(Stored dataset items)
+---+
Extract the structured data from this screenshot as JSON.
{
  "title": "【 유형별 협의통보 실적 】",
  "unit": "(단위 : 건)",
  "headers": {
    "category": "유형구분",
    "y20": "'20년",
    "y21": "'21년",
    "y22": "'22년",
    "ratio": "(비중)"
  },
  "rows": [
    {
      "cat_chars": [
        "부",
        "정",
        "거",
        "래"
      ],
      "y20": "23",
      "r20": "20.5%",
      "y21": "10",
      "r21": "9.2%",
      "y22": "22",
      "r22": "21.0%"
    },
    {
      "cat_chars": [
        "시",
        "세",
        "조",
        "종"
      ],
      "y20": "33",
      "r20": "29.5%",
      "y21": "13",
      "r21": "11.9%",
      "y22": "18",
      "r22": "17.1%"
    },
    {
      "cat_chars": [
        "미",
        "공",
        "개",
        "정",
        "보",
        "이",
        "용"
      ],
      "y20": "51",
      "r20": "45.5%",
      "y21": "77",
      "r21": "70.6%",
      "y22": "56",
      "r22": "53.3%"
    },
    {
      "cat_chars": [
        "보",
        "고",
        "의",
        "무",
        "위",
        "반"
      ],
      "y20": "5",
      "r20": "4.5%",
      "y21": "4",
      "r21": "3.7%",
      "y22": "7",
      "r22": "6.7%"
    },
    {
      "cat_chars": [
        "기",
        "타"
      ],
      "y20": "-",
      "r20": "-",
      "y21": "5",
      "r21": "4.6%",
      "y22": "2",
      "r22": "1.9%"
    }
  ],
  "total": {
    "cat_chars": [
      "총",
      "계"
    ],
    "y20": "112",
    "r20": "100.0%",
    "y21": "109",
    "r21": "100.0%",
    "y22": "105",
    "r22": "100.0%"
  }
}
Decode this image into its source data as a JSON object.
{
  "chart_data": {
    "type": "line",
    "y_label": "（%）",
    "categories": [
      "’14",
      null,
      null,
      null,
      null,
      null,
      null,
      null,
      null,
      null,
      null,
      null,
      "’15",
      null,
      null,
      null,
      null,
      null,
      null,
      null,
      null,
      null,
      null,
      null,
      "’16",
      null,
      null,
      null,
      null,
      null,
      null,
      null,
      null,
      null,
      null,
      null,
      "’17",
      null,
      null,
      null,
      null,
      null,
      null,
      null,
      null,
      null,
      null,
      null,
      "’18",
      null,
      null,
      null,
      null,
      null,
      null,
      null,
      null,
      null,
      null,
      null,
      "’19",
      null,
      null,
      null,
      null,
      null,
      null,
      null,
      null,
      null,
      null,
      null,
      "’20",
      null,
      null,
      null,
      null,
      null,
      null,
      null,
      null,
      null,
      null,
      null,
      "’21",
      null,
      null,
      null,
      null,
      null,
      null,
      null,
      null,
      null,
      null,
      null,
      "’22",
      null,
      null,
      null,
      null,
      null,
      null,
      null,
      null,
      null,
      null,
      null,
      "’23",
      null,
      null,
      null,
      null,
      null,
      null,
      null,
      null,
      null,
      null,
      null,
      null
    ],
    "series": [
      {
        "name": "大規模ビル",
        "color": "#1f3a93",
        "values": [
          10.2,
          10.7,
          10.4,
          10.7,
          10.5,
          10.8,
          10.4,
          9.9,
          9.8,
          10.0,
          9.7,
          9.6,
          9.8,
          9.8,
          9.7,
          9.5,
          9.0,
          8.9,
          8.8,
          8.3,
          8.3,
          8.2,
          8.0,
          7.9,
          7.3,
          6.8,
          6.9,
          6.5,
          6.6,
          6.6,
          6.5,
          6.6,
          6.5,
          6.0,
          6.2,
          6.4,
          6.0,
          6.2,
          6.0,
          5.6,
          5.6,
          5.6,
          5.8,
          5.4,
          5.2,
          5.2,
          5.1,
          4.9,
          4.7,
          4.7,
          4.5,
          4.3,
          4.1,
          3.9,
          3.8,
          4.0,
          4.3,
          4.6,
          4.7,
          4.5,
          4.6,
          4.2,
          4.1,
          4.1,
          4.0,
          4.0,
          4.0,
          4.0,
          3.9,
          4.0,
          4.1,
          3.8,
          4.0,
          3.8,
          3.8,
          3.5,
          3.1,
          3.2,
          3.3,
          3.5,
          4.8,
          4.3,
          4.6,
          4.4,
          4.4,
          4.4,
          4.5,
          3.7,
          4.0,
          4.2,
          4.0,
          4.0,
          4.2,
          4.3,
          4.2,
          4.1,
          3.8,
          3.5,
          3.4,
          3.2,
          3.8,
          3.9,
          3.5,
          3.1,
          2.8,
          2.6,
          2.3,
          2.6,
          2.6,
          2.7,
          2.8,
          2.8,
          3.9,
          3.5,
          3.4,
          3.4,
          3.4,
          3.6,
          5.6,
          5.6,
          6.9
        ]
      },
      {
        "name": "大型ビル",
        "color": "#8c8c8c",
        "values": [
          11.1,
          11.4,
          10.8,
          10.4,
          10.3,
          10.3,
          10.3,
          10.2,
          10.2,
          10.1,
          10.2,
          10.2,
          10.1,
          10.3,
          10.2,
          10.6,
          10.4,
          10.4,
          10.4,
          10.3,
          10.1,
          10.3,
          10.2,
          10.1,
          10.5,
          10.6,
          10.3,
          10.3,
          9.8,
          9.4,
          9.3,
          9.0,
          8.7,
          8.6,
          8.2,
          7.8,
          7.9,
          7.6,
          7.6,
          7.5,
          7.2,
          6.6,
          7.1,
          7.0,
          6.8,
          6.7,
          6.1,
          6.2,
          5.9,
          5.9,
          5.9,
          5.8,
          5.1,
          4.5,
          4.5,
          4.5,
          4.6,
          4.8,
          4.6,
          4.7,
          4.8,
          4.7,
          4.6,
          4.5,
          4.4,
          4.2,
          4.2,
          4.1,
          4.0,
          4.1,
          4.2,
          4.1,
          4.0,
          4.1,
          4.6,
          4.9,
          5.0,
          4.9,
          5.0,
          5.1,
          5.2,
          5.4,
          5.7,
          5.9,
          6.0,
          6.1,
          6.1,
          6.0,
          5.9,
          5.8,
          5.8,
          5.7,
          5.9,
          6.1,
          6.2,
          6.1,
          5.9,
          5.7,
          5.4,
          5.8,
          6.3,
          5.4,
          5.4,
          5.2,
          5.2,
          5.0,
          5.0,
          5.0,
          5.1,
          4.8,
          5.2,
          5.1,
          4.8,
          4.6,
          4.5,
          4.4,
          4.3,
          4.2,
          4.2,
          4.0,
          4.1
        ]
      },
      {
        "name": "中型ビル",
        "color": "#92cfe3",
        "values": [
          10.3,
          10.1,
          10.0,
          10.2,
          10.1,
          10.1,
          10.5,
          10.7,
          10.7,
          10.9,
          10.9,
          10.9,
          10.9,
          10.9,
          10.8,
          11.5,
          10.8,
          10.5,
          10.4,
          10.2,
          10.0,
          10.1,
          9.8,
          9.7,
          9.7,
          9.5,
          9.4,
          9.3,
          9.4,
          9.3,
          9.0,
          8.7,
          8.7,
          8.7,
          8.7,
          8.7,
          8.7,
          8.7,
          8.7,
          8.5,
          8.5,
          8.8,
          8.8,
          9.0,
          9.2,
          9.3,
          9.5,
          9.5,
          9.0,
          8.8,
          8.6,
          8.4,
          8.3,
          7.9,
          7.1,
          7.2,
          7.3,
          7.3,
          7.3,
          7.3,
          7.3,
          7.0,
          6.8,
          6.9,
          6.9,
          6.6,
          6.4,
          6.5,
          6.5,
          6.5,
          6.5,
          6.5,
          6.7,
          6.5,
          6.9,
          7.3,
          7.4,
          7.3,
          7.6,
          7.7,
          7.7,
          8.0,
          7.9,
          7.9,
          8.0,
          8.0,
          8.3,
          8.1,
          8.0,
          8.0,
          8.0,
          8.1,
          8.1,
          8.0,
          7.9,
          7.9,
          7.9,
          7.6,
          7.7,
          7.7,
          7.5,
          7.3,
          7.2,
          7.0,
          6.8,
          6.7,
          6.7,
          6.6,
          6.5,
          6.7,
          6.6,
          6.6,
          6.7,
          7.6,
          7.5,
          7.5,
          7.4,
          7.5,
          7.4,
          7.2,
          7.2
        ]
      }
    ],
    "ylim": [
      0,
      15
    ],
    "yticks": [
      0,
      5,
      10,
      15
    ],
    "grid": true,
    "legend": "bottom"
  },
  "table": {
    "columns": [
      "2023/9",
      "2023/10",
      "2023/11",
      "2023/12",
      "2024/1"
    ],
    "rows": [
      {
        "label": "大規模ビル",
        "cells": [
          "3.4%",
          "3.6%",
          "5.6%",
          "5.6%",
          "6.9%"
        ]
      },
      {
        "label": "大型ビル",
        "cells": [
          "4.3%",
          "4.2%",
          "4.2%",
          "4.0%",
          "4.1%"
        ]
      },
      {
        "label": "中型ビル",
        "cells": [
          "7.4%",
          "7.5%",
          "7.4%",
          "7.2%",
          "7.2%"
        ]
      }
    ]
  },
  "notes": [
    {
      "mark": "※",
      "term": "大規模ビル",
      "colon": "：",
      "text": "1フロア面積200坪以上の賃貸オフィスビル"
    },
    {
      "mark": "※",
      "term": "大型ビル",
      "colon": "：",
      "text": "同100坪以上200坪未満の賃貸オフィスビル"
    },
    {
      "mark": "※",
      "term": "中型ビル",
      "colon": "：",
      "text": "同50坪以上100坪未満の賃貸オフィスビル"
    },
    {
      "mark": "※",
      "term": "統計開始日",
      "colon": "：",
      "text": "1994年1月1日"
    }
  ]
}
+---+
Among the lines above, determine how many hold the word "color"; report the figure alone.

- **Correct answer**
3